◆ Written exercise:
Gather, from the data below, each line in which the word "into" occurs.

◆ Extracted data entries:
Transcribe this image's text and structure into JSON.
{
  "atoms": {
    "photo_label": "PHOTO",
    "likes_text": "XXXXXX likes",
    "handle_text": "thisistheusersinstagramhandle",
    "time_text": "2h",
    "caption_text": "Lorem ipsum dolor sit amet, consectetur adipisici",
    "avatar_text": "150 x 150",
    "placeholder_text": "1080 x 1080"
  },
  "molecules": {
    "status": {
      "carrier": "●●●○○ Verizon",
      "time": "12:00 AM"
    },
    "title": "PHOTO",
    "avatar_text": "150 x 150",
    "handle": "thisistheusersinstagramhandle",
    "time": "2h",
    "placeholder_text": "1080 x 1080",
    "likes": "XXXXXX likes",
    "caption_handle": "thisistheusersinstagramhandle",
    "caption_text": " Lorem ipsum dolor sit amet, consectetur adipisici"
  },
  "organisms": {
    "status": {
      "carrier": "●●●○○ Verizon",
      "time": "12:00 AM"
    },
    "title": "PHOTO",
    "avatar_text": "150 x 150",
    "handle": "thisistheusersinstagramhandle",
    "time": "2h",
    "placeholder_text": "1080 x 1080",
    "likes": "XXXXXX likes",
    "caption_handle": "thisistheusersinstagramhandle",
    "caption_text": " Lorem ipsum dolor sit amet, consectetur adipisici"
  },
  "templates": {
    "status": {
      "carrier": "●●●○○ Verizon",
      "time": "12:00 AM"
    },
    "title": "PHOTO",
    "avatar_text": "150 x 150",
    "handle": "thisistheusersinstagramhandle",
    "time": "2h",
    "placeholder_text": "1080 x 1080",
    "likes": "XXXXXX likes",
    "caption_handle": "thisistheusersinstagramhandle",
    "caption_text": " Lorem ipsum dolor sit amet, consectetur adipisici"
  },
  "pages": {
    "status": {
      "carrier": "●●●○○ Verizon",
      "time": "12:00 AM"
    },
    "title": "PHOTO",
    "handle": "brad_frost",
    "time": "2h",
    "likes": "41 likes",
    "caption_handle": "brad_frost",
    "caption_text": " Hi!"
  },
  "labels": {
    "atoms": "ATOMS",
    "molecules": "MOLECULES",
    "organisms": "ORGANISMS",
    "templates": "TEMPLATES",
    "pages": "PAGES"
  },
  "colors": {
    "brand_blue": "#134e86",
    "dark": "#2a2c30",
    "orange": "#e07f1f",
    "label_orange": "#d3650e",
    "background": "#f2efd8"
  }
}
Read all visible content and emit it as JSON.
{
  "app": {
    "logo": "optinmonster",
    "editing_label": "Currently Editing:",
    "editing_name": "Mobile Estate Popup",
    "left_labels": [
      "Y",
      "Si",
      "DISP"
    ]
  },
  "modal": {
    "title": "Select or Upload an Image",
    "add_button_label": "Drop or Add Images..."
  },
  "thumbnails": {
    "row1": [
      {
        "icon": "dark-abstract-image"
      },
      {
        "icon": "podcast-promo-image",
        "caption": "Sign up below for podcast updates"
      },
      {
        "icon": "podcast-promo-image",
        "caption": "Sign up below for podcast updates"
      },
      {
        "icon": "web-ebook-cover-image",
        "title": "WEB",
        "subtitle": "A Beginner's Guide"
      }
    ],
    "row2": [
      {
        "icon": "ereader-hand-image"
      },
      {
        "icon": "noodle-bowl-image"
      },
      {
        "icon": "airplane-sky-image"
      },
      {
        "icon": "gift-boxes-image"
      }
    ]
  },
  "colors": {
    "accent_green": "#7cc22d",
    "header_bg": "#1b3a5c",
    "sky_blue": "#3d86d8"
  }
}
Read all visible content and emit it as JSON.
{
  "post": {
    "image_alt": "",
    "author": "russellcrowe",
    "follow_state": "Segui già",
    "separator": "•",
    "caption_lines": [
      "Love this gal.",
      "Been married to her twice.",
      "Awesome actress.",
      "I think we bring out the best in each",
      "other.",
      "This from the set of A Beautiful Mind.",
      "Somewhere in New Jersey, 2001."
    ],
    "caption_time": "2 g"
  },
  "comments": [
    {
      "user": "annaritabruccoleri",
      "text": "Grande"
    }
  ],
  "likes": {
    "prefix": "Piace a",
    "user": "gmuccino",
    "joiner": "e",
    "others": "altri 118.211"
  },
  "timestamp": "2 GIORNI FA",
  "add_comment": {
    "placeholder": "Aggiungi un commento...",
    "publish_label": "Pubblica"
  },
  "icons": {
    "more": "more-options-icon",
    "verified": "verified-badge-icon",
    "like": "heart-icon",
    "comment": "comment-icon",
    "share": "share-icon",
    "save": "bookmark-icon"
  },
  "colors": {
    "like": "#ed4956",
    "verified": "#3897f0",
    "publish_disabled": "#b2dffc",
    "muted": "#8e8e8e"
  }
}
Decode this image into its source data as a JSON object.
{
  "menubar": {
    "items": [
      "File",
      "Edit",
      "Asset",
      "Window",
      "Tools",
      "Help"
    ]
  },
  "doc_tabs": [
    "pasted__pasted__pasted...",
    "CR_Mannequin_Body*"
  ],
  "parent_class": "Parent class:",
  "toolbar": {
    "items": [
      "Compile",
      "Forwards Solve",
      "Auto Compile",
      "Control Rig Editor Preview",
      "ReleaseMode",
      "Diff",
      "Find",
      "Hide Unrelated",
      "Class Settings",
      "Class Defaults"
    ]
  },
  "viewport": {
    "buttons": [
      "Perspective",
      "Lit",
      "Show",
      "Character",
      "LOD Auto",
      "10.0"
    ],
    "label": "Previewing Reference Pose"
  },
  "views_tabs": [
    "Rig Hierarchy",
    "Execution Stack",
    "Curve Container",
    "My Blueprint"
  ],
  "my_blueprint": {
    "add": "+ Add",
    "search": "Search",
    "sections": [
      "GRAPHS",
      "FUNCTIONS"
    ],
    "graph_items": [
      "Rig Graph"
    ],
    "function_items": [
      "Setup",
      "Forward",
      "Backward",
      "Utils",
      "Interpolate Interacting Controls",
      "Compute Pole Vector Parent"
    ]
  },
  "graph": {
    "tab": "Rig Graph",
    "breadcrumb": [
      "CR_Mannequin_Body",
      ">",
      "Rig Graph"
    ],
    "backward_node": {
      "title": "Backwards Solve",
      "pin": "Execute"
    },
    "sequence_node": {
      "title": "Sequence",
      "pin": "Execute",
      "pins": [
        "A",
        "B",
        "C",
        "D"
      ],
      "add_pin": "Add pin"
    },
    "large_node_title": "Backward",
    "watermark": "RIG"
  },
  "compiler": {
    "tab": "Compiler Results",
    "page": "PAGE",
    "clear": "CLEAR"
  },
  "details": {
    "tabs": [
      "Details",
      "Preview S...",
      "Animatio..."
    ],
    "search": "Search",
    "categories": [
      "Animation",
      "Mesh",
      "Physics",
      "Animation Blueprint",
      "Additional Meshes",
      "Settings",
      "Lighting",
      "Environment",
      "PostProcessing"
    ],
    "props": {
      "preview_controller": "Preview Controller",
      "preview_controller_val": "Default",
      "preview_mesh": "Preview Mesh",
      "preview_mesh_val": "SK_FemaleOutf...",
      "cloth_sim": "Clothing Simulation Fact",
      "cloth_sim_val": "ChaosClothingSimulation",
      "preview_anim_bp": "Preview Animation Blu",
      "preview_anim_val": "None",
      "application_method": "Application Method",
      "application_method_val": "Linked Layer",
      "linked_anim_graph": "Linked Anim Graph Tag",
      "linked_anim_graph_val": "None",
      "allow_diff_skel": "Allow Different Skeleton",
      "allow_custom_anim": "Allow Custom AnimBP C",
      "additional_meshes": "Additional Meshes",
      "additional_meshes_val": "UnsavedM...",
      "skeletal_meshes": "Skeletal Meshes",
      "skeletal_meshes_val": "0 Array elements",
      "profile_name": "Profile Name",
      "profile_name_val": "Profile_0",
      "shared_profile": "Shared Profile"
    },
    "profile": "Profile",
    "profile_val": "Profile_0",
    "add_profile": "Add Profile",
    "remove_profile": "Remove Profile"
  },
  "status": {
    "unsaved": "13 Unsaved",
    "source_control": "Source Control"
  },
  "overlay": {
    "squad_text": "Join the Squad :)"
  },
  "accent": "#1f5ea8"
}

◆ Result of the exercise:
Transcribe this image's text and structure into JSON.
Decode this image into its source data as a JSON object.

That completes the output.